Your objective:
Please answer from the article on Iran's Revolutionary Guards and President Rouhani: which president of the Islamic revolutionary regime is the only one who was sacked?

Text shown:
══════════

Iran’s Revolutionary Guards Fight for President Rouhani’s Ouster

The Islamic regime of Iran remains at war with itself over compromises on its nuclear aspirations.
Revolutionary Guards (IRGC) chiefs are butting heads with the office of Supreme Leader Ayatollah Ali Khamenei – and not just over the red lines for the next six months of negotiations with the six powers on a final nuclear accord. They want to trash the interim agreement signed in Geneva two months ago, maintaining that Iran’s commitments under that accord go too far.
IRGC leaders and some radical lawmakers are openly clamoring for President Hassan Rouhani to pay the price for this transgression by his ouster, although they understand that the supreme leader is constrained from bowing to their will.
In the 35 years of the Islamic revolutionary regime of Iran, only one president was sacked: Abolhassan Banisadr, who still lives in exile in Paris. He was forced out by the revolution’s iconic founder, Ayatollah Ruhollah Khomeini.
All his successors, Hashem Rafsanjani, Mohamed Khatami and Mahmoud Ahmadinejad, completed two full terms as presidents.
Khamenei's aides want radical circles to understand that firing President Rouhani would undermine Iran’s international credibility, trigger a new wave of harsh sanctions and terminally disrupt nuclear diplomacy with the international community. The impact on Iran’s economy would be lethal enough to spark popular disaffection, or even an uprising against the regime – the greatest danger of all.

Radicals plan to get rid of Rouhani and his henchmen

Rouhani’s standing in hard-line circles took another knock from the UN Secretary-General Ban Ki-moon’s hasty withdrawal of his invitation to Iran to attend the Syrian peace conference, Geneva-2, which opened this week. In derogatory messages, they pointed to this incident as a reminder of how the world was always ready to betray Iran and trample over its interests. Iran must beware of the US, which remains “the great, all-powerful enemy."

══════════

Extracted material:
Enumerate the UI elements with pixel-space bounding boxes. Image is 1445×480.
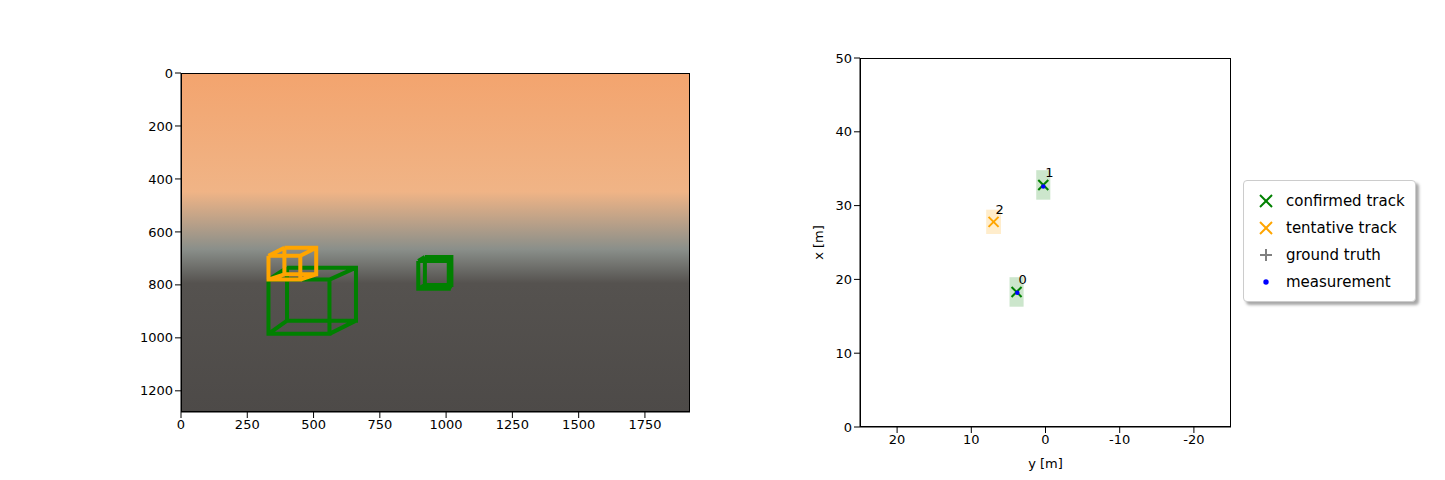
svg-text:500: 500 xyxy=(301,417,326,432)
svg-text:-20: -20 xyxy=(1183,432,1204,447)
svg-text:0: 0 xyxy=(844,420,852,435)
svg-text:30: 30 xyxy=(835,198,852,213)
svg-text:2: 2 xyxy=(996,202,1004,217)
svg-text:10: 10 xyxy=(835,346,852,361)
svg-text:1750: 1750 xyxy=(628,417,661,432)
svg-text:250: 250 xyxy=(235,417,260,432)
svg-text:20: 20 xyxy=(835,272,852,287)
svg-text:200: 200 xyxy=(148,119,173,134)
html-text:ground truth: ground truth xyxy=(1286,245,1381,264)
html-text:confirmed track: confirmed track xyxy=(1286,191,1405,210)
svg-text:1000: 1000 xyxy=(430,417,463,432)
svg-text:600: 600 xyxy=(148,225,173,240)
svg-text:0: 0 xyxy=(1041,432,1049,447)
svg-text:1500: 1500 xyxy=(562,417,595,432)
svg-text:1200: 1200 xyxy=(140,383,173,398)
svg-text:40: 40 xyxy=(835,124,852,139)
svg-text:400: 400 xyxy=(148,172,173,187)
svg-text:1250: 1250 xyxy=(496,417,529,432)
html-text:measurement: measurement xyxy=(1286,272,1391,291)
svg-text:50: 50 xyxy=(835,51,852,66)
svg-text:1: 1 xyxy=(1045,165,1053,180)
svg-text:0: 0 xyxy=(165,66,173,81)
svg-text:0: 0 xyxy=(177,417,185,432)
html-text:tentative track: tentative track xyxy=(1286,218,1397,237)
svg-text:20: 20 xyxy=(889,432,906,447)
svg-text:1000: 1000 xyxy=(140,330,173,345)
svg-text:0: 0 xyxy=(1019,272,1027,287)
svg-text:800: 800 xyxy=(148,277,173,292)
svg-text:-10: -10 xyxy=(1109,432,1130,447)
svg-text:y [m]: y [m] xyxy=(1028,456,1063,471)
svg-text:750: 750 xyxy=(367,417,392,432)
svg-text:10: 10 xyxy=(963,432,980,447)
svg-text:x [m]: x [m] xyxy=(811,225,826,260)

══════════

Right answer:
Abolhassan Banisadr.